● **Stated task**
Quote the listing below in its entirety, omitting every image.

= = = = =

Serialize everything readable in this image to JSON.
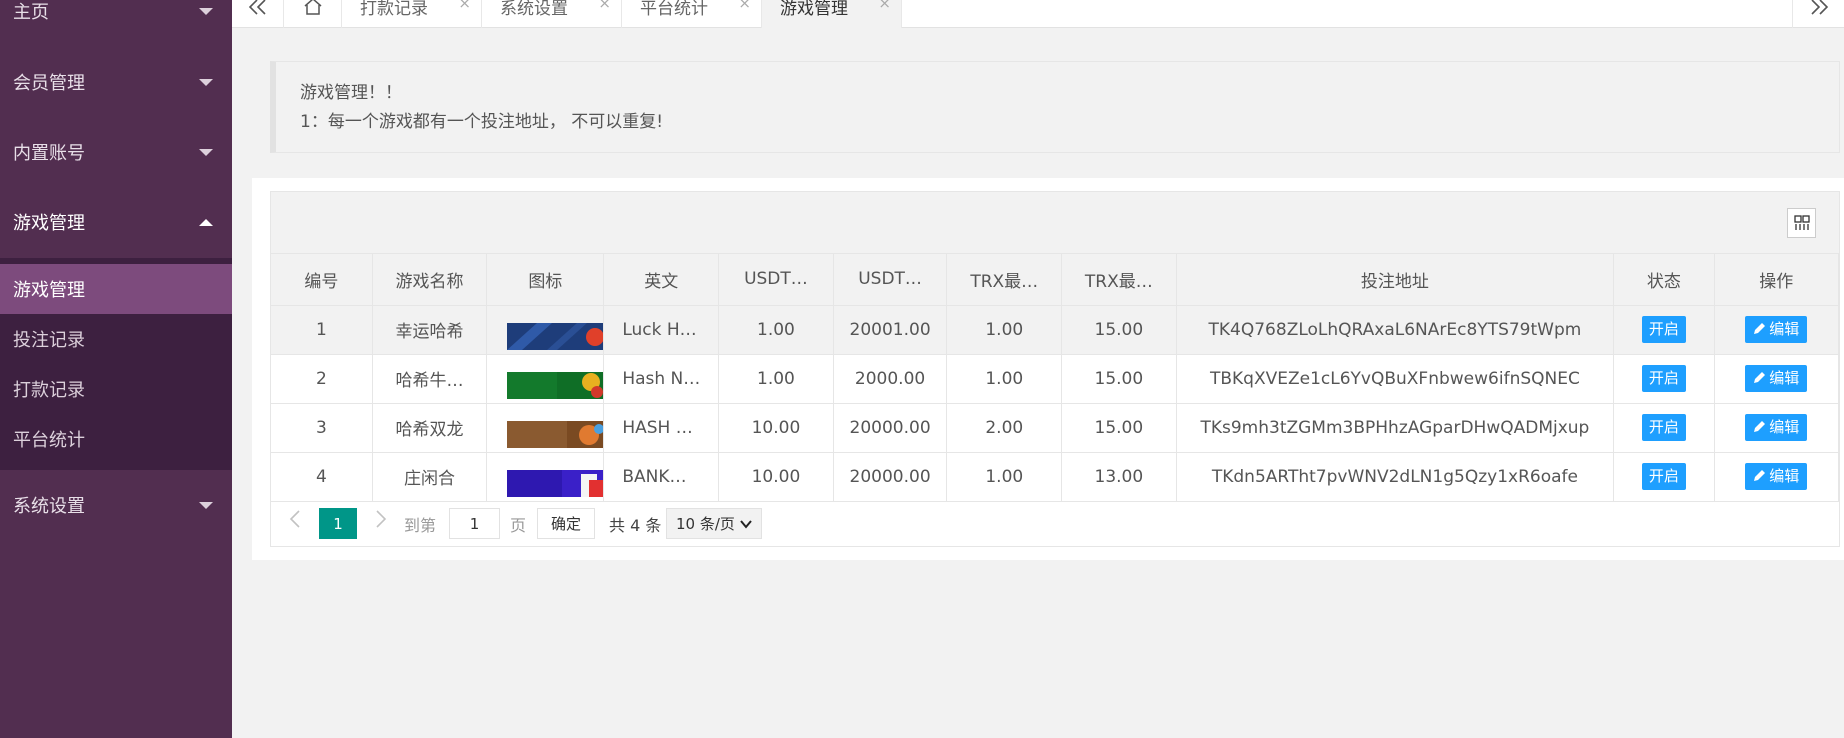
{
  "sidebar": {
    "menu": [
      {
        "label": "主页"
      },
      {
        "label": "会员管理"
      },
      {
        "label": "内置账号"
      },
      {
        "label": "游戏管理"
      },
      {
        "label": "系统设置"
      }
    ],
    "submenu": [
      {
        "label": "游戏管理"
      },
      {
        "label": "投注记录"
      },
      {
        "label": "打款记录"
      },
      {
        "label": "平台统计"
      }
    ]
  },
  "tabs": [
    {
      "label": "打款记录"
    },
    {
      "label": "系统设置"
    },
    {
      "label": "平台统计"
    },
    {
      "label": "游戏管理"
    }
  ],
  "tab_close": "×",
  "notice": {
    "line1": "游戏管理！！",
    "line2": "1：每一个游戏都有一个投注地址， 不可以重复!"
  },
  "table": {
    "columns": [
      "编号",
      "游戏名称",
      "图标",
      "英文",
      "USDT…",
      "USDT…",
      "TRX最…",
      "TRX最…",
      "投注地址",
      "状态",
      "操作"
    ],
    "rows": [
      {
        "id": "1",
        "name": "幸运哈希",
        "en": "Luck H…",
        "usdt_min": "1.00",
        "usdt_max": "20001.00",
        "trx_min": "1.00",
        "trx_max": "15.00",
        "address": "TK4Q768ZLoLhQRAxaL6NArEc8YTS79tWpm",
        "status": "开启",
        "action": "编辑"
      },
      {
        "id": "2",
        "name": "哈希牛…",
        "en": "Hash N…",
        "usdt_min": "1.00",
        "usdt_max": "2000.00",
        "trx_min": "1.00",
        "trx_max": "15.00",
        "address": "TBKqXVEZe1cL6YvQBuXFnbwew6ifnSQNEC",
        "status": "开启",
        "action": "编辑"
      },
      {
        "id": "3",
        "name": "哈希双龙",
        "en": "HASH …",
        "usdt_min": "10.00",
        "usdt_max": "20000.00",
        "trx_min": "2.00",
        "trx_max": "15.00",
        "address": "TKs9mh3tZGMm3BPHhzAGparDHwQADMjxup",
        "status": "开启",
        "action": "编辑"
      },
      {
        "id": "4",
        "name": "庄闲合",
        "en": "BANK…",
        "usdt_min": "10.00",
        "usdt_max": "20000.00",
        "trx_min": "1.00",
        "trx_max": "13.00",
        "address": "TKdn5ARTht7pvWNV2dLN1g5Qzy1xR6oafe",
        "status": "开启",
        "action": "编辑"
      }
    ]
  },
  "pager": {
    "current": "1",
    "goto_label": "到第",
    "page_input": "1",
    "page_unit": "页",
    "confirm": "确定",
    "total": "共 4 条",
    "page_size": "10 条/页"
  },
  "colors": {
    "sidebar": "#522e50",
    "submenu": "#3d2040",
    "submenu_selected": "#7d4b7d",
    "primary_button": "#1e9fff",
    "pager_active": "#009688"
  }
}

= = = = =

● **Answer to the problem**
Serialize everything readable in this image to JSON.
{
  "sidebar": {
    "menu": [
      {
        "label": "主页"
      },
      {
        "label": "会员管理"
      },
      {
        "label": "内置账号"
      },
      {
        "label": "游戏管理"
      },
      {
        "label": "系统设置"
      }
    ],
    "submenu": [
      {
        "label": "游戏管理"
      },
      {
        "label": "投注记录"
      },
      {
        "label": "打款记录"
      },
      {
        "label": "平台统计"
      }
    ]
  },
  "tabs": [
    {
      "label": "打款记录"
    },
    {
      "label": "系统设置"
    },
    {
      "label": "平台统计"
    },
    {
      "label": "游戏管理"
    }
  ],
  "tab_close": "×",
  "notice": {
    "line1": "游戏管理！！",
    "line2": "1：每一个游戏都有一个投注地址， 不可以重复!"
  },
  "table": {
    "columns": [
      "编号",
      "游戏名称",
      "图标",
      "英文",
      "USDT…",
      "USDT…",
      "TRX最…",
      "TRX最…",
      "投注地址",
      "状态",
      "操作"
    ],
    "rows": [
      {
        "id": "1",
        "name": "幸运哈希",
        "en": "Luck H…",
        "usdt_min": "1.00",
        "usdt_max": "20001.00",
        "trx_min": "1.00",
        "trx_max": "15.00",
        "address": "TK4Q768ZLoLhQRAxaL6NArEc8YTS79tWpm",
        "status": "开启",
        "action": "编辑"
      },
      {
        "id": "2",
        "name": "哈希牛…",
        "en": "Hash N…",
        "usdt_min": "1.00",
        "usdt_max": "2000.00",
        "trx_min": "1.00",
        "trx_max": "15.00",
        "address": "TBKqXVEZe1cL6YvQBuXFnbwew6ifnSQNEC",
        "status": "开启",
        "action": "编辑"
      },
      {
        "id": "3",
        "name": "哈希双龙",
        "en": "HASH …",
        "usdt_min": "10.00",
        "usdt_max": "20000.00",
        "trx_min": "2.00",
        "trx_max": "15.00",
        "address": "TKs9mh3tZGMm3BPHhzAGparDHwQADMjxup",
        "status": "开启",
        "action": "编辑"
      },
      {
        "id": "4",
        "name": "庄闲合",
        "en": "BANK…",
        "usdt_min": "10.00",
        "usdt_max": "20000.00",
        "trx_min": "1.00",
        "trx_max": "13.00",
        "address": "TKdn5ARTht7pvWNV2dLN1g5Qzy1xR6oafe",
        "status": "开启",
        "action": "编辑"
      }
    ]
  },
  "pager": {
    "current": "1",
    "goto_label": "到第",
    "page_input": "1",
    "page_unit": "页",
    "confirm": "确定",
    "total": "共 4 条",
    "page_size": "10 条/页"
  },
  "colors": {
    "sidebar": "#522e50",
    "submenu": "#3d2040",
    "submenu_selected": "#7d4b7d",
    "primary_button": "#1e9fff",
    "pager_active": "#009688"
  }
}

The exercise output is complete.